**EXERCISE AIM**
What is the number of lines containing the word "from"? Please answer with that number and nothing more.

**DATA ROWS**

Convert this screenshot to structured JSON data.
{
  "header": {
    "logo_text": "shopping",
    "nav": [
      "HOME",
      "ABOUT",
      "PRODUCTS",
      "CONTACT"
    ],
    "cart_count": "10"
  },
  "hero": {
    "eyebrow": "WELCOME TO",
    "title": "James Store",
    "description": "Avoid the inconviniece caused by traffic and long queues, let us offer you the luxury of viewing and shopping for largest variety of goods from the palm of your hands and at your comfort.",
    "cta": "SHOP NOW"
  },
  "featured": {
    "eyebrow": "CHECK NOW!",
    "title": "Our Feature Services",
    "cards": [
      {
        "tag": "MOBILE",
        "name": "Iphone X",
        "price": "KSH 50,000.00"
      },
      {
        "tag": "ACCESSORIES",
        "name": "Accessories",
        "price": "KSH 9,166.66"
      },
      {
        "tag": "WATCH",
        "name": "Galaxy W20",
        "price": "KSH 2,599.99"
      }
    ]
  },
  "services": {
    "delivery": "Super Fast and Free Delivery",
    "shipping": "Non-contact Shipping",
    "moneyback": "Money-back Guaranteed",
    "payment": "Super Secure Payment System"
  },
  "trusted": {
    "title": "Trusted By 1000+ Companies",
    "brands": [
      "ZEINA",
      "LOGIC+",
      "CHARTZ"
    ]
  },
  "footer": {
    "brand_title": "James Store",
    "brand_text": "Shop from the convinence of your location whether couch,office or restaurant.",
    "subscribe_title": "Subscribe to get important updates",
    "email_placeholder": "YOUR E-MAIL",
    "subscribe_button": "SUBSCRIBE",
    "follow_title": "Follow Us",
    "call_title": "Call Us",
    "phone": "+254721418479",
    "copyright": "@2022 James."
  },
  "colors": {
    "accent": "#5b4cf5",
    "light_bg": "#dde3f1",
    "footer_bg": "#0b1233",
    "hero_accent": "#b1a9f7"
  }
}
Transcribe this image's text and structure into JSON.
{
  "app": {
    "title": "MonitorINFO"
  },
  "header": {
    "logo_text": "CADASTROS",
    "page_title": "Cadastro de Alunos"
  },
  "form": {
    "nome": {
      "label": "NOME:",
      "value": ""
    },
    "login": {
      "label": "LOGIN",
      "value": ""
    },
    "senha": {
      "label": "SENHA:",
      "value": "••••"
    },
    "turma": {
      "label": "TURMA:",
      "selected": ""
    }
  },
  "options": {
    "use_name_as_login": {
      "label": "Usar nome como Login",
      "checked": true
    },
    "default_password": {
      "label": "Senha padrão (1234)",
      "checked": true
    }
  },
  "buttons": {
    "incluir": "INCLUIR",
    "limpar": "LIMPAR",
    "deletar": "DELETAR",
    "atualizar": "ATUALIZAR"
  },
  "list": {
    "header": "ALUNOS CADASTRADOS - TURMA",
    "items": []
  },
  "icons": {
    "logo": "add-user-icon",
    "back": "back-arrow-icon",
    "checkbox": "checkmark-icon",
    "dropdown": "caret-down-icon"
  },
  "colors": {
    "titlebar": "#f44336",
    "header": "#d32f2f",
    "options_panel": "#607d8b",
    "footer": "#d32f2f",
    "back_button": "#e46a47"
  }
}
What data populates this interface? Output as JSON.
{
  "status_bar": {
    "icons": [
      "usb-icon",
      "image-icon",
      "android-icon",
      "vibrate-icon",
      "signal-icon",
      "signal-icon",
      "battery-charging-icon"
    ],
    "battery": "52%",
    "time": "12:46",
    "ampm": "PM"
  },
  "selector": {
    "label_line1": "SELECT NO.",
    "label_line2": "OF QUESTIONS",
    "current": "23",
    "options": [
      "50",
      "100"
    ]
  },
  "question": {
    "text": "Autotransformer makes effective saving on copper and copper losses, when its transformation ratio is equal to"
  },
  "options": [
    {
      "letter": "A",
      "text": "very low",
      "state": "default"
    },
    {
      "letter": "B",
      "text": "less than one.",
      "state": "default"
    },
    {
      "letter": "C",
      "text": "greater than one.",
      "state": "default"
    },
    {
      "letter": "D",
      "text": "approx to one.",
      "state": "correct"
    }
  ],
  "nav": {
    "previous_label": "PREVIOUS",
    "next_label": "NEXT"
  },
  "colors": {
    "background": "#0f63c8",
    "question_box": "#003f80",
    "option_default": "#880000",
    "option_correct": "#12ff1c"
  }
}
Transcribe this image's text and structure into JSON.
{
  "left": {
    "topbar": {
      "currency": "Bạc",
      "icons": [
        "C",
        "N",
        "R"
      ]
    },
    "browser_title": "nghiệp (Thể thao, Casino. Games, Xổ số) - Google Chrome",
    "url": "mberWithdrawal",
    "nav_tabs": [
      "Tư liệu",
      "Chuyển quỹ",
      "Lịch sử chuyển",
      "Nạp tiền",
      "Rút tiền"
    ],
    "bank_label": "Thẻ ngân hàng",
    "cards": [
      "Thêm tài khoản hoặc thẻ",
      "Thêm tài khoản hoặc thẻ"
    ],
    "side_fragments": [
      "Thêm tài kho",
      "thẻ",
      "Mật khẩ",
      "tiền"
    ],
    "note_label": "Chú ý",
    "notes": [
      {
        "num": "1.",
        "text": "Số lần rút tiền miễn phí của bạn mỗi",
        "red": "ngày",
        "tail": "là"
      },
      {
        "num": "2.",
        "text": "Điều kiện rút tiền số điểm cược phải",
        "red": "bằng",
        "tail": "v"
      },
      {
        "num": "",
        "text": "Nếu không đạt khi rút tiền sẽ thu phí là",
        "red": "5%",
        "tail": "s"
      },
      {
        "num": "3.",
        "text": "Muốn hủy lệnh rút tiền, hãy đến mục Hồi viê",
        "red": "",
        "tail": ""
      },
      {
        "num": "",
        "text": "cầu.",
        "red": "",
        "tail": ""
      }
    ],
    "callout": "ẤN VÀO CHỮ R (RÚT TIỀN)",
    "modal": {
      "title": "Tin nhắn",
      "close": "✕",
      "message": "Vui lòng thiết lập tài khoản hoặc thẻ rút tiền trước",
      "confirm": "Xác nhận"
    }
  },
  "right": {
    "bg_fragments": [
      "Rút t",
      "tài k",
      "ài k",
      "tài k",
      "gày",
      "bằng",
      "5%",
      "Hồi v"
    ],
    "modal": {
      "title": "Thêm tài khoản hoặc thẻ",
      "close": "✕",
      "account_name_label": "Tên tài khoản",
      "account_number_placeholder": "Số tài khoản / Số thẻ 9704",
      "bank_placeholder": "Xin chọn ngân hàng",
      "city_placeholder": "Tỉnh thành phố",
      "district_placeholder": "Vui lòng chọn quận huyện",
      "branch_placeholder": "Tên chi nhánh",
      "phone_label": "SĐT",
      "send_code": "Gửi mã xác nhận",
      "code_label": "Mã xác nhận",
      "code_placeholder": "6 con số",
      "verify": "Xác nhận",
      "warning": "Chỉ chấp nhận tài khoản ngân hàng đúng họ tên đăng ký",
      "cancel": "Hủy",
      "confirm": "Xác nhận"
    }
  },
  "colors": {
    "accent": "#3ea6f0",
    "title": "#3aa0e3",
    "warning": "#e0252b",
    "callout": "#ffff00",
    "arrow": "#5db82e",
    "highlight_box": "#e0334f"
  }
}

**EXERCISE RESPONSE**
2